◆ **Supplied text**:
--- START ---

She told my friend that she had special circumstances that would not allow her to do anything about it. I felt more dejected than last time, and I wrote another letter on the same day (enclosed below). Minutes after that call, her sister called my friend and started shouting at her. It was at this moment that I lost interest in her completely. My friend was innocent, she was so gentle and kind, and she went straight to the point. How could they do this to her? Maybe her sister was afraid for her, but they both knew that I would not even think of harming her.

I never sent the second letter as I did not want to contact her: It would do me no good whatsoever, and if she had wanted me she would have known how to reach me anyway. I would never have accepted her if both she and her sister apologized to my friend. So, I forgot about her completely and moved on. As I read the letter, I wondered how I would have written it if it had been after I knew that her sister screamed at my friend!

--- END ---

◆ **What is asked**:
**1)** Answer these questions using the passage:
(a) What did she tell the friend about her circumstances?
(b) Who called the friend minutes after that call, and what did that person do?
(c) Was the second letter ever sent?
**2)** Rewrite the passage starting at "I never sent" and ending at "at my friend!", substituting "carried on" for "moved on".

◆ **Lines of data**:
--- START ---

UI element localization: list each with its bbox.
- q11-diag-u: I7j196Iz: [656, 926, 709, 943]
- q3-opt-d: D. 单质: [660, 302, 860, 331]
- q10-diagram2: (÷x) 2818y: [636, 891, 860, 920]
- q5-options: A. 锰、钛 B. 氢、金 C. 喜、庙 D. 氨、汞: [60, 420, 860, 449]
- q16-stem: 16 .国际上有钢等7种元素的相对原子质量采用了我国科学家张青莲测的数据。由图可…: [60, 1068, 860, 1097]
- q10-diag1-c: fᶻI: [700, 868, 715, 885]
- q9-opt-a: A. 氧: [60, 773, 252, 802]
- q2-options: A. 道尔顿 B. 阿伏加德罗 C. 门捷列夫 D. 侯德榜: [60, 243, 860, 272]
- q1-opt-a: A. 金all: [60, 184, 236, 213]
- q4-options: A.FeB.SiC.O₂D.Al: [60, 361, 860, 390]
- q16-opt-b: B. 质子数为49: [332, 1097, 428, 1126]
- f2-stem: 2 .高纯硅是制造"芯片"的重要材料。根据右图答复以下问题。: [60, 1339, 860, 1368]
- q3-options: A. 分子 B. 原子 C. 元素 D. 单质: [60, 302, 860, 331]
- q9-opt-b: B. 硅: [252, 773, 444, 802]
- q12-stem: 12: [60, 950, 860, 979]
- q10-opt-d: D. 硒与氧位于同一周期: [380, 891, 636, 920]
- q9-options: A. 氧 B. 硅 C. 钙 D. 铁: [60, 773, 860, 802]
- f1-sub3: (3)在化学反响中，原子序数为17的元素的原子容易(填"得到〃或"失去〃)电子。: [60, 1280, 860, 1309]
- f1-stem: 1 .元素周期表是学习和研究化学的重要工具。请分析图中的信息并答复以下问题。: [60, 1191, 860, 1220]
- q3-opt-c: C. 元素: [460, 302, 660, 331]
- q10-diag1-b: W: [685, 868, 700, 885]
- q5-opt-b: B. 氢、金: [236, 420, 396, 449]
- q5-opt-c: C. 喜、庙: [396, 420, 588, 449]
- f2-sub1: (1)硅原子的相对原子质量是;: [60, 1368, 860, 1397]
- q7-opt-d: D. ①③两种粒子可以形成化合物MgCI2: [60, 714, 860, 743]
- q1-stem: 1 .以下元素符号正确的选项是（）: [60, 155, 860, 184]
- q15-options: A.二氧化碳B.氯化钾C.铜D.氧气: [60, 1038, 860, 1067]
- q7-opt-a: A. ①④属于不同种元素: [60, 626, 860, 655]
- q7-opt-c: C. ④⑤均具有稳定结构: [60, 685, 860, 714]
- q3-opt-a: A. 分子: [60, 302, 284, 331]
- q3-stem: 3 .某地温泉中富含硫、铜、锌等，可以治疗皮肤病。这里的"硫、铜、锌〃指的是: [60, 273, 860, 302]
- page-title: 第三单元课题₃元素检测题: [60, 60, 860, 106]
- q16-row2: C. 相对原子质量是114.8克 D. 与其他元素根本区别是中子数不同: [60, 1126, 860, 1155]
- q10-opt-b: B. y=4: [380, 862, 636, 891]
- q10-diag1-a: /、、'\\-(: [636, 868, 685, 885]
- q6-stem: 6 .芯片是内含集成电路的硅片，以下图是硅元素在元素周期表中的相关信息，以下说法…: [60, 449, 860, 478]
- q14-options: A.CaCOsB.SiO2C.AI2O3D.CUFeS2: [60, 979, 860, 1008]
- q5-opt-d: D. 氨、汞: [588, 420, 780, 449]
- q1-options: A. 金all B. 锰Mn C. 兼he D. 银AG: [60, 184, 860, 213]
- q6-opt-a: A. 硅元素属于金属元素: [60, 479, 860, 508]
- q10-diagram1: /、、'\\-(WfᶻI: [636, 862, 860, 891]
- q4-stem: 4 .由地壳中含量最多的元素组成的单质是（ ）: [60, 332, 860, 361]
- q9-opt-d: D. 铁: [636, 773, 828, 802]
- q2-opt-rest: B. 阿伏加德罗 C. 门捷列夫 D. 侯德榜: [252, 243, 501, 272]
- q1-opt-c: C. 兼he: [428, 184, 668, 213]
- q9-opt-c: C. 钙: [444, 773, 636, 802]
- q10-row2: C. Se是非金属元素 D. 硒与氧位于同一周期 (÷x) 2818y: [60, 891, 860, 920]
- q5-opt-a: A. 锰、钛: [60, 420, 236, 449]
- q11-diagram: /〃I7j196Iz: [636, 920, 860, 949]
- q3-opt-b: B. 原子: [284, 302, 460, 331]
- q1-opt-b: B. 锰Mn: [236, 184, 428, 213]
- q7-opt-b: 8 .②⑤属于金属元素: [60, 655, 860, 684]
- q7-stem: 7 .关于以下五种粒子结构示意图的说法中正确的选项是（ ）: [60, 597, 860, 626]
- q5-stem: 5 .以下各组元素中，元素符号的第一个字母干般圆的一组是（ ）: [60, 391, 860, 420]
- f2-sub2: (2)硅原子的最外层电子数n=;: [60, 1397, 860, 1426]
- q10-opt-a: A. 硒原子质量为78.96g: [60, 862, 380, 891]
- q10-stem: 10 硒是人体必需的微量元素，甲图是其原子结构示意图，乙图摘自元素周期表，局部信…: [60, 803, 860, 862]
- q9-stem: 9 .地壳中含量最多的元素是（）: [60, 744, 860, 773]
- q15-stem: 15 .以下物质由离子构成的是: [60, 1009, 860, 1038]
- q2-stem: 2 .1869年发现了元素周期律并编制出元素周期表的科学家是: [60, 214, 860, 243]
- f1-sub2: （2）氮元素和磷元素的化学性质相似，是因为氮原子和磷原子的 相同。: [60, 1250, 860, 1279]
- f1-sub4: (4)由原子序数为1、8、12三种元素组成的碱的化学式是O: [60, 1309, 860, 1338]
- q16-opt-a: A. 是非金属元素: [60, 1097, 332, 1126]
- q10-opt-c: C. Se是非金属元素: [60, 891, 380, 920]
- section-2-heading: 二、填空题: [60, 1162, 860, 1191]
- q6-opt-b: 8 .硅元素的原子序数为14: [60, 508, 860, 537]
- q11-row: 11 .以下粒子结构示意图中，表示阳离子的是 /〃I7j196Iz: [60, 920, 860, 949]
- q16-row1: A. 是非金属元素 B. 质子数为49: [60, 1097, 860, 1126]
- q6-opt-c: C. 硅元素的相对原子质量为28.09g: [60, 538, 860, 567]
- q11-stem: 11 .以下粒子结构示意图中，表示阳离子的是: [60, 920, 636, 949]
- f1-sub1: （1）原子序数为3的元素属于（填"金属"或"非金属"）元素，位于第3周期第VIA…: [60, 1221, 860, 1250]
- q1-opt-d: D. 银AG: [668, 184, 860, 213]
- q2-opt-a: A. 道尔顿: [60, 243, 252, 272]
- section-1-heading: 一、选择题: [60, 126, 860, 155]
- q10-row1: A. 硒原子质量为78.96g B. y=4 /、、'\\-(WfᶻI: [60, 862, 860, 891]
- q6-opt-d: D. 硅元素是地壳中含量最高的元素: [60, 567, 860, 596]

--- END ---

◆ **Worked solutions**:
**1)**
(a) She said she had special circumstances that would not allow her to do anything about it.
(b) Her sister called the friend and started shouting at her.
(c) No, the second letter was never sent.

**2)**
I never sent the second letter as I did not want to contact her: It would do me no good whatsoever, and if she had wanted me she would have known how to reach me anyway. I would never have accepted her if both she and her sister apologized to my friend. So, I forgot about her completely and carried on. As I read the letter, I wondered how I would have written it if it had been after I knew that her sister screamed at my friend!